======== DATA PROVIDED

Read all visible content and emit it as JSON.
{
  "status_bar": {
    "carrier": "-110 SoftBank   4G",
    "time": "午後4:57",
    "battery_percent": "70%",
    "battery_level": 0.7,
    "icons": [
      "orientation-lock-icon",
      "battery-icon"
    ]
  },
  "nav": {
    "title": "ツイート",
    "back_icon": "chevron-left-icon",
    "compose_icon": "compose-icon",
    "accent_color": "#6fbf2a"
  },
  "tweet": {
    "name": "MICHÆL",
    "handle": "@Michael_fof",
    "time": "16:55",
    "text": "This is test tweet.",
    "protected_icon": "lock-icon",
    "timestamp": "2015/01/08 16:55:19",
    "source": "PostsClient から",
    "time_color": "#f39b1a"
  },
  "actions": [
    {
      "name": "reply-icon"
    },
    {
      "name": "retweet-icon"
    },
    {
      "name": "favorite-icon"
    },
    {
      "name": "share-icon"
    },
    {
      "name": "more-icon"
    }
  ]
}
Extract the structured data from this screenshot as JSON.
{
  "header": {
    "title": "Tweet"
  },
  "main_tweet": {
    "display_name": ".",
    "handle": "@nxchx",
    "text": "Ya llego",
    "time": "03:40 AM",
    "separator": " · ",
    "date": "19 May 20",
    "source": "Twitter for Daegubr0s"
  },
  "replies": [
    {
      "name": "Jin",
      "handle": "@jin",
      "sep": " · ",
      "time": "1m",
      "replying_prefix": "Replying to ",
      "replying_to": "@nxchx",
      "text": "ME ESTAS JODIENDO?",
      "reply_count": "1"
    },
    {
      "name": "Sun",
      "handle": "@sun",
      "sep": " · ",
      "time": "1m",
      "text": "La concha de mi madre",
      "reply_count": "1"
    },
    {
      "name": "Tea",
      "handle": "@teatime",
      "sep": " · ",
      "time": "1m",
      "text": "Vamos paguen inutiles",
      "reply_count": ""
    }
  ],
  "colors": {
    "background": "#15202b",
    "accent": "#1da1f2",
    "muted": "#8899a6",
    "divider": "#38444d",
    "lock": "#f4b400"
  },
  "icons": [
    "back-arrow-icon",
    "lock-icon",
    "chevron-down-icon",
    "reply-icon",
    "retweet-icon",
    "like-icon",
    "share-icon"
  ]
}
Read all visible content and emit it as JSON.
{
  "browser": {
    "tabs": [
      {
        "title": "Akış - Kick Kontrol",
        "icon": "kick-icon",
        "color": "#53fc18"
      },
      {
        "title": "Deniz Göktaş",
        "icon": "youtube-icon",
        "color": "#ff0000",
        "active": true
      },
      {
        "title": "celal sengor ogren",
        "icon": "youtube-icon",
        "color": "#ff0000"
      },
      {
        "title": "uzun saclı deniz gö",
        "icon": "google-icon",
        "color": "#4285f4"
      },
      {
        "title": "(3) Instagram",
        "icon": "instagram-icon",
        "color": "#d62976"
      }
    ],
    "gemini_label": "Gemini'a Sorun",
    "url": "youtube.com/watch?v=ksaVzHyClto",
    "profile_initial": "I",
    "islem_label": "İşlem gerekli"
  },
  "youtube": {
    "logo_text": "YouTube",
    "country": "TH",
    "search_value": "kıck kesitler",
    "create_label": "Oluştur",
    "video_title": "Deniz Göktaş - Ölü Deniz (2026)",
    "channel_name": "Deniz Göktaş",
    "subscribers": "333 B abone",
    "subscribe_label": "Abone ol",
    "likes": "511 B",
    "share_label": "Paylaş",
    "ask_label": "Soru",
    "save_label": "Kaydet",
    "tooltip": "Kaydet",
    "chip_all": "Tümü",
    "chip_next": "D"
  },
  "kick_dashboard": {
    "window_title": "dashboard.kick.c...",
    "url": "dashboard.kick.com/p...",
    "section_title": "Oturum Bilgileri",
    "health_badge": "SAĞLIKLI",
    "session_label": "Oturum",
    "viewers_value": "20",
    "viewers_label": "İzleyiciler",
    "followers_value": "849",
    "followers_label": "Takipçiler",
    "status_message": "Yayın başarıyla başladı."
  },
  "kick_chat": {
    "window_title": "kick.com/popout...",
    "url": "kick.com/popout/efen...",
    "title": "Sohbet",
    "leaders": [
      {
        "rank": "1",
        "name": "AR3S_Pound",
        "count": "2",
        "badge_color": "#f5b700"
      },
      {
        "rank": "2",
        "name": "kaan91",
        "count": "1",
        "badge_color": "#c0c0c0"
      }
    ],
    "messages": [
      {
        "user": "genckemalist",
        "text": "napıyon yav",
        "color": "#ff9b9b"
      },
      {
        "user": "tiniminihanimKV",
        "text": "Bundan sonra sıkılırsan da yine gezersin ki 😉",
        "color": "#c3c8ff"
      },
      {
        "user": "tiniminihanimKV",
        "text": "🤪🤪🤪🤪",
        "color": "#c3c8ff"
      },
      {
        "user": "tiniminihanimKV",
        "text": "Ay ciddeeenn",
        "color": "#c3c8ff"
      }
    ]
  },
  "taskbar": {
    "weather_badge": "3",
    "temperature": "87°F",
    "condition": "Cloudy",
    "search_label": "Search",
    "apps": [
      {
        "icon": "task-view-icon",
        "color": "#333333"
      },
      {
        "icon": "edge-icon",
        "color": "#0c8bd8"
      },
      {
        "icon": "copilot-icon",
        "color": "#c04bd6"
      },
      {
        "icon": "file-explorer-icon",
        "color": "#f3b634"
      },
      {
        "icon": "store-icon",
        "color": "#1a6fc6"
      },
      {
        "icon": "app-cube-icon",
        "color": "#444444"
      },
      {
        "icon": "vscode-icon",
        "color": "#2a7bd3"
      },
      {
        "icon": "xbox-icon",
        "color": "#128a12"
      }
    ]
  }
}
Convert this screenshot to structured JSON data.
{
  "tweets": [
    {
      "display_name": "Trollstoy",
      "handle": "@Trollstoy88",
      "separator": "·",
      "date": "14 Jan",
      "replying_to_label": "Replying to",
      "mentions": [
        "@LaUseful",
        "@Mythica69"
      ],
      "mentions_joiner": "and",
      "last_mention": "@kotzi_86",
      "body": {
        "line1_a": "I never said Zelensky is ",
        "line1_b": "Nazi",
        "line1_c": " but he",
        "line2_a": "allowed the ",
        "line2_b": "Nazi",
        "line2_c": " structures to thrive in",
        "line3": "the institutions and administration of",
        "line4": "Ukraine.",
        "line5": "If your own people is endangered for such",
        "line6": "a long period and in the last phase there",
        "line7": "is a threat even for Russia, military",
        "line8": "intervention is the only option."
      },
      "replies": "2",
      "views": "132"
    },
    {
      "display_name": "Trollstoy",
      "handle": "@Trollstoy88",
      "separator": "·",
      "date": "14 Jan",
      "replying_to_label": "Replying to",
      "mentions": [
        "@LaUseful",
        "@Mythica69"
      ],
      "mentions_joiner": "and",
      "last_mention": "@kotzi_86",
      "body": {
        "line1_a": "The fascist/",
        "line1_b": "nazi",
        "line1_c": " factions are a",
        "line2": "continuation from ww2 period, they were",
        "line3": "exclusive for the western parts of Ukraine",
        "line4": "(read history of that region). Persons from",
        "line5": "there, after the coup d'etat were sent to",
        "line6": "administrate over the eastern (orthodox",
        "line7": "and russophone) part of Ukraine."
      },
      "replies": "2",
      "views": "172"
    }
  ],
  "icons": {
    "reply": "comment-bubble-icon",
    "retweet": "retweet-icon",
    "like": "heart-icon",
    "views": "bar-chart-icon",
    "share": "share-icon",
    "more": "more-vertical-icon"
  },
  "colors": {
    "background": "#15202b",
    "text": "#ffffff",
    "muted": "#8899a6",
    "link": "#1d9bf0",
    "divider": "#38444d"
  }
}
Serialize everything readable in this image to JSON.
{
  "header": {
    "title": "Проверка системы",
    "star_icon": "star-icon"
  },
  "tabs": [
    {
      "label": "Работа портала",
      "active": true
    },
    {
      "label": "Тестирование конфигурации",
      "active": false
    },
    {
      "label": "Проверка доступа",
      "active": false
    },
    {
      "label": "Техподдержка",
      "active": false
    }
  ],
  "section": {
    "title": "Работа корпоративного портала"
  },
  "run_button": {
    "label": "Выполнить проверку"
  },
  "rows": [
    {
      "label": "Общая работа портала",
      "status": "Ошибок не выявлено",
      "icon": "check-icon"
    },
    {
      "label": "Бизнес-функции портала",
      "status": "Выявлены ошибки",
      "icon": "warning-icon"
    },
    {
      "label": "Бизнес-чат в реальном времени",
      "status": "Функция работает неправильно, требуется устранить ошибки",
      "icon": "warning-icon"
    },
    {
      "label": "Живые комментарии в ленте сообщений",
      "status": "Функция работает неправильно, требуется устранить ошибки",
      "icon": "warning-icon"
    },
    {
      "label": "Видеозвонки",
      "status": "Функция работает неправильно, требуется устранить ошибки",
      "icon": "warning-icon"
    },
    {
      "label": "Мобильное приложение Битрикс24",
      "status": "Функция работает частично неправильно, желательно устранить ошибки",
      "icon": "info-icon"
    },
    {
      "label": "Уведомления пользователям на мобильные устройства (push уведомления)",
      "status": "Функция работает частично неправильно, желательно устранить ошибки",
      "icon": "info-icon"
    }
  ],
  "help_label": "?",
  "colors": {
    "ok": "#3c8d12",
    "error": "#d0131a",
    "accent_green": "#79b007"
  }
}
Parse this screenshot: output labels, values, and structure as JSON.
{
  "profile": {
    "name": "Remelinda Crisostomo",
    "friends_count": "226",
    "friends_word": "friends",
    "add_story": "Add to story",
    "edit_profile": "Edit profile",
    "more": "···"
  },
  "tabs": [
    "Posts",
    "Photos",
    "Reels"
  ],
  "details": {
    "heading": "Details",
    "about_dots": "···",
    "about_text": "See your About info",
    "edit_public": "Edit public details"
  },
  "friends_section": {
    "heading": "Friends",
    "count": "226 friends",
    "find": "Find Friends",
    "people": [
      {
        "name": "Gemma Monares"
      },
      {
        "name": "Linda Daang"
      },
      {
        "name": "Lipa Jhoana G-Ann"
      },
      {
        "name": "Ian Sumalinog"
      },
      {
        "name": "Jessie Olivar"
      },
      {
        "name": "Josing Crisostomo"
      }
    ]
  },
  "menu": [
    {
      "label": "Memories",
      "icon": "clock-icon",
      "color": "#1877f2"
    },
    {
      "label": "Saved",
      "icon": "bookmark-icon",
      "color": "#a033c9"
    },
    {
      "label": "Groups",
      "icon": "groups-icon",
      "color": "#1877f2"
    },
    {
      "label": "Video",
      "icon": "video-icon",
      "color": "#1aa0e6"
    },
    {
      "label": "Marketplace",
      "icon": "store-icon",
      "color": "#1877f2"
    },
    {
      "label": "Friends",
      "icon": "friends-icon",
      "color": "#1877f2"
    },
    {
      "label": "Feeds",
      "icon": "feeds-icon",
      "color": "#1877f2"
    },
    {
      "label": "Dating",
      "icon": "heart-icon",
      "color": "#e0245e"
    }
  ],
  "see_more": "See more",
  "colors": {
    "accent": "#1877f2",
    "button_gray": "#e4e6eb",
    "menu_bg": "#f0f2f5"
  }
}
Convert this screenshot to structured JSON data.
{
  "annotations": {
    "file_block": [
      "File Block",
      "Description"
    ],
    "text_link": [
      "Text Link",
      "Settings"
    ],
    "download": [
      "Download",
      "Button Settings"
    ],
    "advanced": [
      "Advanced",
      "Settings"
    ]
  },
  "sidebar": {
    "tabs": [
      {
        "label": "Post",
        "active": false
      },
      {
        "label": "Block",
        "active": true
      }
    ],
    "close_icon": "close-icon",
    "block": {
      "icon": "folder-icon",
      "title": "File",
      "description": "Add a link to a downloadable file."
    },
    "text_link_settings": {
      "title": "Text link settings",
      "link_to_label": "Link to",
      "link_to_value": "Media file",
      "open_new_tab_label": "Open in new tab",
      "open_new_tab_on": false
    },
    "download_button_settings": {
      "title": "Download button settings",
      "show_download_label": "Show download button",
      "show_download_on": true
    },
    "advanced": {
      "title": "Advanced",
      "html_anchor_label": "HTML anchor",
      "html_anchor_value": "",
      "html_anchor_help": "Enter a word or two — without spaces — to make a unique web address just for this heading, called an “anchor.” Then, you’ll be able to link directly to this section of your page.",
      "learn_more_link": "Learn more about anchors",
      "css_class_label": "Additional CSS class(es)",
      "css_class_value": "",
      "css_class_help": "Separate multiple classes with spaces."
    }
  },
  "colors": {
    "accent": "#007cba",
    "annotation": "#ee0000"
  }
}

================

Show every line of the records above that contains the word "heading".

    "heading": "Details",
    "heading": "Friends",
      "html_anchor_help": "Enter a word or two — without spaces — to make a unique web address just for this heading, called an “anchor.” Then, you’ll be able to link directly to this section of your page.",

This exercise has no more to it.